> **The exercise**: Write out the records below word for word, please.

◆ ◆ ◆ ◆

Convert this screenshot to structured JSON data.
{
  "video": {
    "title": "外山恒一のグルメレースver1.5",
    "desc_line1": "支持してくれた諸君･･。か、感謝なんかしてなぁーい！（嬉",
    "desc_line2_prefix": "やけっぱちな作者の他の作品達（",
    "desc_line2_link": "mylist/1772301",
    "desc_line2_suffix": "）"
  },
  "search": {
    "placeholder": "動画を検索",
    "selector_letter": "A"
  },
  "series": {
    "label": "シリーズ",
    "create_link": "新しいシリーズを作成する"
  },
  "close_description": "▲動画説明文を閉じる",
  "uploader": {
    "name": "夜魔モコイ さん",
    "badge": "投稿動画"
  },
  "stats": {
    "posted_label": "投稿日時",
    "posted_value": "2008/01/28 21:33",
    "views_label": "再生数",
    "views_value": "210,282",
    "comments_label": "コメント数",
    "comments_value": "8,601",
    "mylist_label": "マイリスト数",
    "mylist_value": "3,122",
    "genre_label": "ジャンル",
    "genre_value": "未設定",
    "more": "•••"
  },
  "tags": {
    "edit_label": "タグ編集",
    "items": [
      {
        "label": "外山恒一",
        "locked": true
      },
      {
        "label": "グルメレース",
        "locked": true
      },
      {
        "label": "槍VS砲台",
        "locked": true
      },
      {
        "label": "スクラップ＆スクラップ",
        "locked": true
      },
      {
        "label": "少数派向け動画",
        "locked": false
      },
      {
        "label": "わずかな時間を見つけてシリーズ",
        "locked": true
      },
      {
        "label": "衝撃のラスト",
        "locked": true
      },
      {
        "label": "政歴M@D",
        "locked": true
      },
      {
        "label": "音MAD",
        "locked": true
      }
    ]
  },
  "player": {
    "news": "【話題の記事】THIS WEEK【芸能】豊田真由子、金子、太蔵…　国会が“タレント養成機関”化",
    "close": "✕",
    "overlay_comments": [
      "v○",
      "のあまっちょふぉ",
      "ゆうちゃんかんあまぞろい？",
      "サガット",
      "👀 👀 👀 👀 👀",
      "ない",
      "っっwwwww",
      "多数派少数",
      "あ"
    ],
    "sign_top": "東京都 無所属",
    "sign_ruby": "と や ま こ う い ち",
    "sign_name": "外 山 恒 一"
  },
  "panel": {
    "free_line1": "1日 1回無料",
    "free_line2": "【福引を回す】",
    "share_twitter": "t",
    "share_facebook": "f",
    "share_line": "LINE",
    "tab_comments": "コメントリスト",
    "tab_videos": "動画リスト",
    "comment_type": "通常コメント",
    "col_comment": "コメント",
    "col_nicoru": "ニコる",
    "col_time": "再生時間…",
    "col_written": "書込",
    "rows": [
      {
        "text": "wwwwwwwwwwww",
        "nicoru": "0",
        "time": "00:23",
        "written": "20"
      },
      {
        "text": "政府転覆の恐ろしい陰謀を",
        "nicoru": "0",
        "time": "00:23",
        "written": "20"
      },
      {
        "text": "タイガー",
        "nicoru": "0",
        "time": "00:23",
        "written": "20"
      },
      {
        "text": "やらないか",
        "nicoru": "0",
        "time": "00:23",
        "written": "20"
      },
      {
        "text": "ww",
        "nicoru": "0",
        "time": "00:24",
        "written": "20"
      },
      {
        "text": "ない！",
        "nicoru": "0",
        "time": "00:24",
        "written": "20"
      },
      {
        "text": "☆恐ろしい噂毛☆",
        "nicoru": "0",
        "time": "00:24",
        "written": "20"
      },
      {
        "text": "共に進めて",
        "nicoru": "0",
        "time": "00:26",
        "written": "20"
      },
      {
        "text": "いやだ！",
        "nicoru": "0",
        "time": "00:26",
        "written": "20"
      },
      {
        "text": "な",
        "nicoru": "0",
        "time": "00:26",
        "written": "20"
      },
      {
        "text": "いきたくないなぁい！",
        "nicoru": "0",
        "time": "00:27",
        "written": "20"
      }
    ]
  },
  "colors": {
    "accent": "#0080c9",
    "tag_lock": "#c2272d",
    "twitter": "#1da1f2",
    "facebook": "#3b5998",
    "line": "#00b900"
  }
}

◆ ◆ ◆ ◆

> **The result**:
Convert this screenshot to structured JSON data.
{
  "video": {
    "title": "外山恒一のグルメレースver1.5",
    "desc_line1": "支持してくれた諸君･･。か、感謝なんかしてなぁーい！（嬉",
    "desc_line2_prefix": "やけっぱちな作者の他の作品達（",
    "desc_line2_link": "mylist/1772301",
    "desc_line2_suffix": "）"
  },
  "search": {
    "placeholder": "動画を検索",
    "selector_letter": "A"
  },
  "series": {
    "label": "シリーズ",
    "create_link": "新しいシリーズを作成する"
  },
  "close_description": "▲動画説明文を閉じる",
  "uploader": {
    "name": "夜魔モコイ さん",
    "badge": "投稿動画"
  },
  "stats": {
    "posted_label": "投稿日時",
    "posted_value": "2008/01/28 21:33",
    "views_label": "再生数",
    "views_value": "210,282",
    "comments_label": "コメント数",
    "comments_value": "8,601",
    "mylist_label": "マイリスト数",
    "mylist_value": "3,122",
    "genre_label": "ジャンル",
    "genre_value": "未設定",
    "more": "•••"
  },
  "tags": {
    "edit_label": "タグ編集",
    "items": [
      {
        "label": "外山恒一",
        "locked": true
      },
      {
        "label": "グルメレース",
        "locked": true
      },
      {
        "label": "槍VS砲台",
        "locked": true
      },
      {
        "label": "スクラップ＆スクラップ",
        "locked": true
      },
      {
        "label": "少数派向け動画",
        "locked": false
      },
      {
        "label": "わずかな時間を見つけてシリーズ",
        "locked": true
      },
      {
        "label": "衝撃のラスト",
        "locked": true
      },
      {
        "label": "政歴M@D",
        "locked": true
      },
      {
        "label": "音MAD",
        "locked": true
      }
    ]
  },
  "player": {
    "news": "【話題の記事】THIS WEEK【芸能】豊田真由子、金子、太蔵…　国会が“タレント養成機関”化",
    "close": "✕",
    "overlay_comments": [
      "v○",
      "のあまっちょふぉ",
      "ゆうちゃんかんあまぞろい？",
      "サガット",
      "👀 👀 👀 👀 👀",
      "ない",
      "っっwwwww",
      "多数派少数",
      "あ"
    ],
    "sign_top": "東京都 無所属",
    "sign_ruby": "と や ま こ う い ち",
    "sign_name": "外 山 恒 一"
  },
  "panel": {
    "free_line1": "1日 1回無料",
    "free_line2": "【福引を回す】",
    "share_twitter": "t",
    "share_facebook": "f",
    "share_line": "LINE",
    "tab_comments": "コメントリスト",
    "tab_videos": "動画リスト",
    "comment_type": "通常コメント",
    "col_comment": "コメント",
    "col_nicoru": "ニコる",
    "col_time": "再生時間…",
    "col_written": "書込",
    "rows": [
      {
        "text": "wwwwwwwwwwww",
        "nicoru": "0",
        "time": "00:23",
        "written": "20"
      },
      {
        "text": "政府転覆の恐ろしい陰謀を",
        "nicoru": "0",
        "time": "00:23",
        "written": "20"
      },
      {
        "text": "タイガー",
        "nicoru": "0",
        "time": "00:23",
        "written": "20"
      },
      {
        "text": "やらないか",
        "nicoru": "0",
        "time": "00:23",
        "written": "20"
      },
      {
        "text": "ww",
        "nicoru": "0",
        "time": "00:24",
        "written": "20"
      },
      {
        "text": "ない！",
        "nicoru": "0",
        "time": "00:24",
        "written": "20"
      },
      {
        "text": "☆恐ろしい噂毛☆",
        "nicoru": "0",
        "time": "00:24",
        "written": "20"
      },
      {
        "text": "共に進めて",
        "nicoru": "0",
        "time": "00:26",
        "written": "20"
      },
      {
        "text": "いやだ！",
        "nicoru": "0",
        "time": "00:26",
        "written": "20"
      },
      {
        "text": "な",
        "nicoru": "0",
        "time": "00:26",
        "written": "20"
      },
      {
        "text": "いきたくないなぁい！",
        "nicoru": "0",
        "time": "00:27",
        "written": "20"
      }
    ]
  },
  "colors": {
    "accent": "#0080c9",
    "tag_lock": "#c2272d",
    "twitter": "#1da1f2",
    "facebook": "#3b5998",
    "line": "#00b900"
  }
}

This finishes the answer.